• Records supplied:
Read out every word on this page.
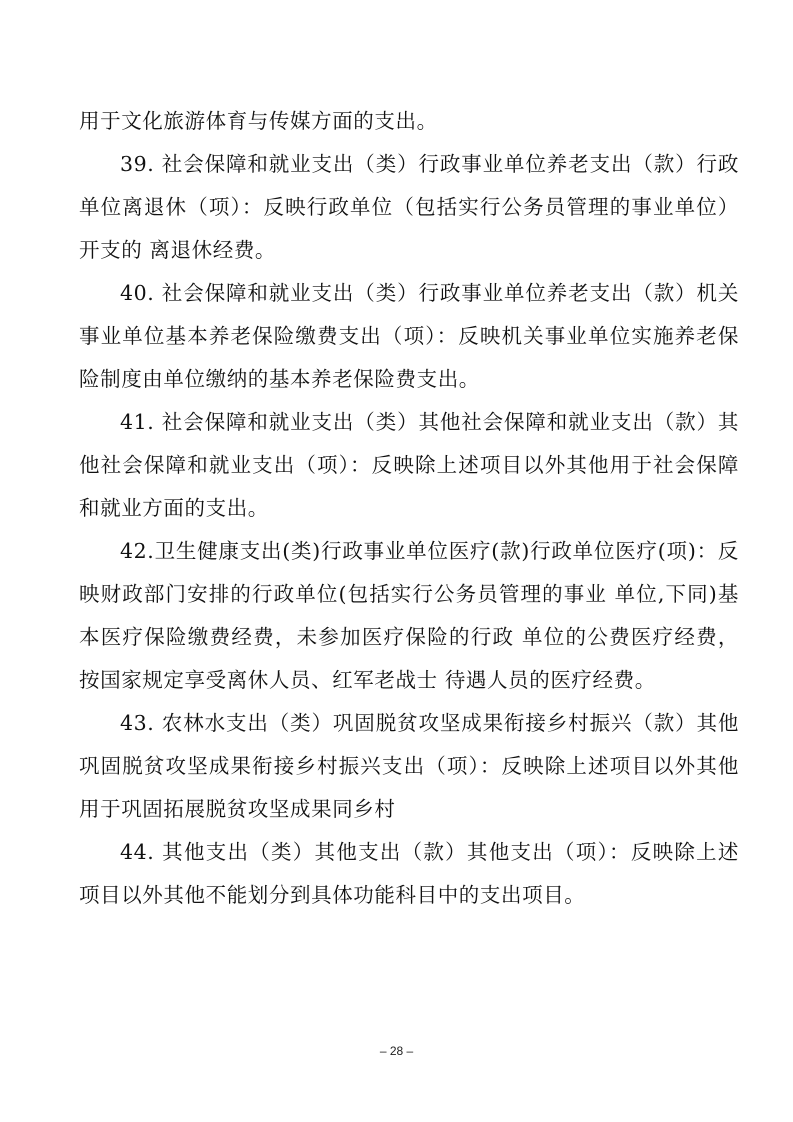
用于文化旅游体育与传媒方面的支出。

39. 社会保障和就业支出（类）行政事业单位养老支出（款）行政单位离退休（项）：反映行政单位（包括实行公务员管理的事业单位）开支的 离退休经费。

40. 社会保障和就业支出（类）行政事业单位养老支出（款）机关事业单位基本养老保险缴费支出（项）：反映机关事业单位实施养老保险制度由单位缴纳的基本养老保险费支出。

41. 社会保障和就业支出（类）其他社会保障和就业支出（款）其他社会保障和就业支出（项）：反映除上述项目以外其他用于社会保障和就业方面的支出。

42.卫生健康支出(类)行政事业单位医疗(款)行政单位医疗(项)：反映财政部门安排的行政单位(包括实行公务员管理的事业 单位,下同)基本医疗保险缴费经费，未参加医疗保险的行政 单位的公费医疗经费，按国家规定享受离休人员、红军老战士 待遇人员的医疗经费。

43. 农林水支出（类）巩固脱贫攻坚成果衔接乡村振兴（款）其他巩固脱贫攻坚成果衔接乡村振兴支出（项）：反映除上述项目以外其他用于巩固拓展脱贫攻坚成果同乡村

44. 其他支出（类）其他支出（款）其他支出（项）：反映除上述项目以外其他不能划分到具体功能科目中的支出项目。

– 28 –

--

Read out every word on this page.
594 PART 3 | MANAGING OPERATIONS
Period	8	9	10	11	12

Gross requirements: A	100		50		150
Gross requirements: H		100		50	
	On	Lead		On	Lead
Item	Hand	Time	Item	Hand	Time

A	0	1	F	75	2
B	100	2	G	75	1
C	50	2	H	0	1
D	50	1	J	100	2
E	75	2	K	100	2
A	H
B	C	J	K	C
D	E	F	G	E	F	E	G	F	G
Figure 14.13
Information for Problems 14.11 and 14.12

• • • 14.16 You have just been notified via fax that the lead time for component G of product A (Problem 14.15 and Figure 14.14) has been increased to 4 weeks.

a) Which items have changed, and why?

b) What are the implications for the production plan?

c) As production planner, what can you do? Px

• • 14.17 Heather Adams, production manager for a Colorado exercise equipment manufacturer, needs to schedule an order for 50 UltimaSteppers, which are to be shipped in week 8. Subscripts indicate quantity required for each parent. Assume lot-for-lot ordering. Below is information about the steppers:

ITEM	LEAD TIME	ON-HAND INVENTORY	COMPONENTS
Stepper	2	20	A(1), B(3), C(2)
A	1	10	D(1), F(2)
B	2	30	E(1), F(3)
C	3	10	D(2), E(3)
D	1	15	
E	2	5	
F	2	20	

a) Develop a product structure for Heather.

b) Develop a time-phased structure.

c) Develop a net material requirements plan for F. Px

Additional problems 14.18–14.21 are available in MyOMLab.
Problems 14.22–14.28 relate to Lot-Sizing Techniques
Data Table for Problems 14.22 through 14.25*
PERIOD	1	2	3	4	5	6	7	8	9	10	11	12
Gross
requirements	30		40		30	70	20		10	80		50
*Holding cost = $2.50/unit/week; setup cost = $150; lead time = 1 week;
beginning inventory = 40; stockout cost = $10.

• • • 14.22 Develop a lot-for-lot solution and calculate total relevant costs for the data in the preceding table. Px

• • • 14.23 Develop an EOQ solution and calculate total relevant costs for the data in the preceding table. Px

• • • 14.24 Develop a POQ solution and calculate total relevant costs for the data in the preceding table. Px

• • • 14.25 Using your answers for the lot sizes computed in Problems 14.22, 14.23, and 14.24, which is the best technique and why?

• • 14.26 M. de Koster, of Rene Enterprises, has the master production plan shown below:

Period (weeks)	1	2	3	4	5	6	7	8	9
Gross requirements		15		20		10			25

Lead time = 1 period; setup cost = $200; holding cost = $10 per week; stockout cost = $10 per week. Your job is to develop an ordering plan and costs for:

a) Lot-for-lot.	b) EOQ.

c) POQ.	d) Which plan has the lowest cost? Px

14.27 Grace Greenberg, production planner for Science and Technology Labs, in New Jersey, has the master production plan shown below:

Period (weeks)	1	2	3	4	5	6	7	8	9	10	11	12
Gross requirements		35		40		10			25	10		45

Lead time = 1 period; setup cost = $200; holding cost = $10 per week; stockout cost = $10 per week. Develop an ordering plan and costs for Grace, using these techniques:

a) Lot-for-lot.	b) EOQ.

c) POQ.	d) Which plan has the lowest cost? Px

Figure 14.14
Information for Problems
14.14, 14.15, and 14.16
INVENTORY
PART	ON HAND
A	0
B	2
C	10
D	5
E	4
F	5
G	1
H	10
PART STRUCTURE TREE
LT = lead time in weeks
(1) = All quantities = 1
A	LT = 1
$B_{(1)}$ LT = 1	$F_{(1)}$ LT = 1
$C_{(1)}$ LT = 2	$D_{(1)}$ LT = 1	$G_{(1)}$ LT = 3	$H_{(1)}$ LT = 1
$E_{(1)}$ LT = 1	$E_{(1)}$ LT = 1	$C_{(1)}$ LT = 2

---

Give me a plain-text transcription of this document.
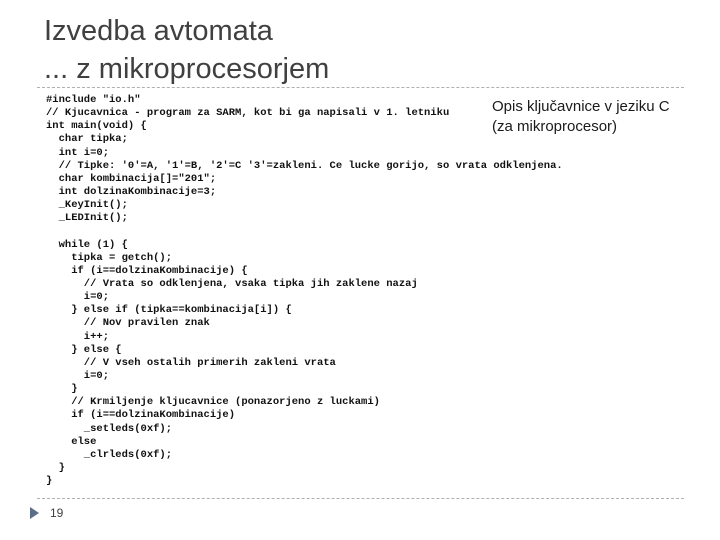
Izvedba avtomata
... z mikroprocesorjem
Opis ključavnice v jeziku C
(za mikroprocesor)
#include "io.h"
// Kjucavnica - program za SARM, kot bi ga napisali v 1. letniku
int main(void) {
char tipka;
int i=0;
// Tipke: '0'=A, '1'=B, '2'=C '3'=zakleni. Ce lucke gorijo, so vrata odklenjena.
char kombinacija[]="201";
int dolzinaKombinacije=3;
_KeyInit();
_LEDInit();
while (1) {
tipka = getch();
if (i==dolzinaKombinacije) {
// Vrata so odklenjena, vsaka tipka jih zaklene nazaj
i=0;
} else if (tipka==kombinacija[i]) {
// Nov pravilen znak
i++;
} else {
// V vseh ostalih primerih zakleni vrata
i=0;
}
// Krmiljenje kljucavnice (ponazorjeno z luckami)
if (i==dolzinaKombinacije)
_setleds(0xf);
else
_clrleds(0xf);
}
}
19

• Stated exercise: Show all lines in the entries above where the word "ordering" appears.

• Output of the task:
• • 14.17 Heather Adams, production manager for a Colorado exercise equipment manufacturer, needs to schedule an order for 50 UltimaSteppers, which are to be shipped in week 8. Subscripts indicate quantity required for each parent. Assume lot-for-lot ordering. Below is information about the steppers:
Lead time = 1 period; setup cost = $200; holding cost = $10 per week; stockout cost = $10 per week. Your job is to develop an ordering plan and costs for:
Lead time = 1 period; setup cost = $200; holding cost = $10 per week; stockout cost = $10 per week. Develop an ordering plan and costs for Grace, using these techniques:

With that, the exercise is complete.